→ **What the exercise asks**
Would you restate all the data that follows, word for word?

→ **Records to process**
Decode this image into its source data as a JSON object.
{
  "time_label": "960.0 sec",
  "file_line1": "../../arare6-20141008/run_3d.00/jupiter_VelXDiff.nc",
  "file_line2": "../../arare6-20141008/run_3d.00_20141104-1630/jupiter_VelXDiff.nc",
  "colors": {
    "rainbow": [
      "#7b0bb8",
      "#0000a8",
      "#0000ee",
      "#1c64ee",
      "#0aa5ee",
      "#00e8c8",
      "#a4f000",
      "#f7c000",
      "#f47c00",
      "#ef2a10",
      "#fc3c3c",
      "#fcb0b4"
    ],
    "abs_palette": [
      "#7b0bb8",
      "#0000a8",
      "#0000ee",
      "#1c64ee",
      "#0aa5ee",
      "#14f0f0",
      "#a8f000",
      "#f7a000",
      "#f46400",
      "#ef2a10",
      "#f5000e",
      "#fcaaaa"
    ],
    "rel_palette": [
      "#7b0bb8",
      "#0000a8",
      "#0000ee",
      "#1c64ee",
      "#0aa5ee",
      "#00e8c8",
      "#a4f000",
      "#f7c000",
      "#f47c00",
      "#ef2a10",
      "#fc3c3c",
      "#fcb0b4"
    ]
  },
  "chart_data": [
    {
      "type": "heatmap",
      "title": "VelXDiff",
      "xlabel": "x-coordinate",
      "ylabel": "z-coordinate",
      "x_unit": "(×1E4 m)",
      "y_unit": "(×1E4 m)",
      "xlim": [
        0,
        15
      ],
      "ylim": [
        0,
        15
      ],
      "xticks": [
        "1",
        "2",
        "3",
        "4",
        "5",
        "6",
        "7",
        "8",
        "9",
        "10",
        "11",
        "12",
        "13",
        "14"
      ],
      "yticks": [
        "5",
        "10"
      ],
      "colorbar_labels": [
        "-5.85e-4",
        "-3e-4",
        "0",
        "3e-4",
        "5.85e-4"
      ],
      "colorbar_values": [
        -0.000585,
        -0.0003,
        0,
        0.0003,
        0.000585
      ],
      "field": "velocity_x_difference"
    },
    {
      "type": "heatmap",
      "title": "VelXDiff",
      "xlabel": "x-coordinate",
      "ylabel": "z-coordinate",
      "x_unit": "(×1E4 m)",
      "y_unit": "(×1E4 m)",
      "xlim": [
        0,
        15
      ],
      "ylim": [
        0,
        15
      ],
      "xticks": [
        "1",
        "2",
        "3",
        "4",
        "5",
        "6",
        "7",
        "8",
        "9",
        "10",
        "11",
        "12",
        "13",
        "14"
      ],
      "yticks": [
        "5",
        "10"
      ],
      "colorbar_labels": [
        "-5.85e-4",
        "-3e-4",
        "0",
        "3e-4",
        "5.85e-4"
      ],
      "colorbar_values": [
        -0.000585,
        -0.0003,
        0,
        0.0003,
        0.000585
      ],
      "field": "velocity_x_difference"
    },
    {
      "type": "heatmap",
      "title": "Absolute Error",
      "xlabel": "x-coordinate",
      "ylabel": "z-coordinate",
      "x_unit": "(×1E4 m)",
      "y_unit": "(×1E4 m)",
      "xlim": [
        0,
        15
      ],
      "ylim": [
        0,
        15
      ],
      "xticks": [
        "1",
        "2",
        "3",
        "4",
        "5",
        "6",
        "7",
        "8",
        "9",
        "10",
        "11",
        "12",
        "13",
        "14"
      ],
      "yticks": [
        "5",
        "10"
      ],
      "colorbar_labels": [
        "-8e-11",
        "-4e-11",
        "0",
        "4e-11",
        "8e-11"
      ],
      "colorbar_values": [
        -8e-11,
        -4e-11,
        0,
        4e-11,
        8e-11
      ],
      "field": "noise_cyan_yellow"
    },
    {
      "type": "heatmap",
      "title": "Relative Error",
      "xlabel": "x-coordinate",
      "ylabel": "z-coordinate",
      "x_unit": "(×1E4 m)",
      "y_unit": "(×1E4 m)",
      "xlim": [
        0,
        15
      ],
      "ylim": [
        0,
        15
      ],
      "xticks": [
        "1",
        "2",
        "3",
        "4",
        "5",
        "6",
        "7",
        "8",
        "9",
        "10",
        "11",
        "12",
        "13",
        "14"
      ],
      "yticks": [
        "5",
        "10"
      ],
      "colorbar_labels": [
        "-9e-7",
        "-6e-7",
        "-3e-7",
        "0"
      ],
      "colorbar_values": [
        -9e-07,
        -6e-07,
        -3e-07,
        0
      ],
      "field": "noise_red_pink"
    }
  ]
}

→ **Problem solution**
Decode this image into its source data as a JSON object.
{
  "time_label": "960.0 sec",
  "file_line1": "../../arare6-20141008/run_3d.00/jupiter_VelXDiff.nc",
  "file_line2": "../../arare6-20141008/run_3d.00_20141104-1630/jupiter_VelXDiff.nc",
  "colors": {
    "rainbow": [
      "#7b0bb8",
      "#0000a8",
      "#0000ee",
      "#1c64ee",
      "#0aa5ee",
      "#00e8c8",
      "#a4f000",
      "#f7c000",
      "#f47c00",
      "#ef2a10",
      "#fc3c3c",
      "#fcb0b4"
    ],
    "abs_palette": [
      "#7b0bb8",
      "#0000a8",
      "#0000ee",
      "#1c64ee",
      "#0aa5ee",
      "#14f0f0",
      "#a8f000",
      "#f7a000",
      "#f46400",
      "#ef2a10",
      "#f5000e",
      "#fcaaaa"
    ],
    "rel_palette": [
      "#7b0bb8",
      "#0000a8",
      "#0000ee",
      "#1c64ee",
      "#0aa5ee",
      "#00e8c8",
      "#a4f000",
      "#f7c000",
      "#f47c00",
      "#ef2a10",
      "#fc3c3c",
      "#fcb0b4"
    ]
  },
  "chart_data": [
    {
      "type": "heatmap",
      "title": "VelXDiff",
      "xlabel": "x-coordinate",
      "ylabel": "z-coordinate",
      "x_unit": "(×1E4 m)",
      "y_unit": "(×1E4 m)",
      "xlim": [
        0,
        15
      ],
      "ylim": [
        0,
        15
      ],
      "xticks": [
        "1",
        "2",
        "3",
        "4",
        "5",
        "6",
        "7",
        "8",
        "9",
        "10",
        "11",
        "12",
        "13",
        "14"
      ],
      "yticks": [
        "5",
        "10"
      ],
      "colorbar_labels": [
        "-5.85e-4",
        "-3e-4",
        "0",
        "3e-4",
        "5.85e-4"
      ],
      "colorbar_values": [
        -0.000585,
        -0.0003,
        0,
        0.0003,
        0.000585
      ],
      "field": "velocity_x_difference"
    },
    {
      "type": "heatmap",
      "title": "VelXDiff",
      "xlabel": "x-coordinate",
      "ylabel": "z-coordinate",
      "x_unit": "(×1E4 m)",
      "y_unit": "(×1E4 m)",
      "xlim": [
        0,
        15
      ],
      "ylim": [
        0,
        15
      ],
      "xticks": [
        "1",
        "2",
        "3",
        "4",
        "5",
        "6",
        "7",
        "8",
        "9",
        "10",
        "11",
        "12",
        "13",
        "14"
      ],
      "yticks": [
        "5",
        "10"
      ],
      "colorbar_labels": [
        "-5.85e-4",
        "-3e-4",
        "0",
        "3e-4",
        "5.85e-4"
      ],
      "colorbar_values": [
        -0.000585,
        -0.0003,
        0,
        0.0003,
        0.000585
      ],
      "field": "velocity_x_difference"
    },
    {
      "type": "heatmap",
      "title": "Absolute Error",
      "xlabel": "x-coordinate",
      "ylabel": "z-coordinate",
      "x_unit": "(×1E4 m)",
      "y_unit": "(×1E4 m)",
      "xlim": [
        0,
        15
      ],
      "ylim": [
        0,
        15
      ],
      "xticks": [
        "1",
        "2",
        "3",
        "4",
        "5",
        "6",
        "7",
        "8",
        "9",
        "10",
        "11",
        "12",
        "13",
        "14"
      ],
      "yticks": [
        "5",
        "10"
      ],
      "colorbar_labels": [
        "-8e-11",
        "-4e-11",
        "0",
        "4e-11",
        "8e-11"
      ],
      "colorbar_values": [
        -8e-11,
        -4e-11,
        0,
        4e-11,
        8e-11
      ],
      "field": "noise_cyan_yellow"
    },
    {
      "type": "heatmap",
      "title": "Relative Error",
      "xlabel": "x-coordinate",
      "ylabel": "z-coordinate",
      "x_unit": "(×1E4 m)",
      "y_unit": "(×1E4 m)",
      "xlim": [
        0,
        15
      ],
      "ylim": [
        0,
        15
      ],
      "xticks": [
        "1",
        "2",
        "3",
        "4",
        "5",
        "6",
        "7",
        "8",
        "9",
        "10",
        "11",
        "12",
        "13",
        "14"
      ],
      "yticks": [
        "5",
        "10"
      ],
      "colorbar_labels": [
        "-9e-7",
        "-6e-7",
        "-3e-7",
        "0"
      ],
      "colorbar_values": [
        -9e-07,
        -6e-07,
        -3e-07,
        0
      ],
      "field": "noise_red_pink"
    }
  ]
}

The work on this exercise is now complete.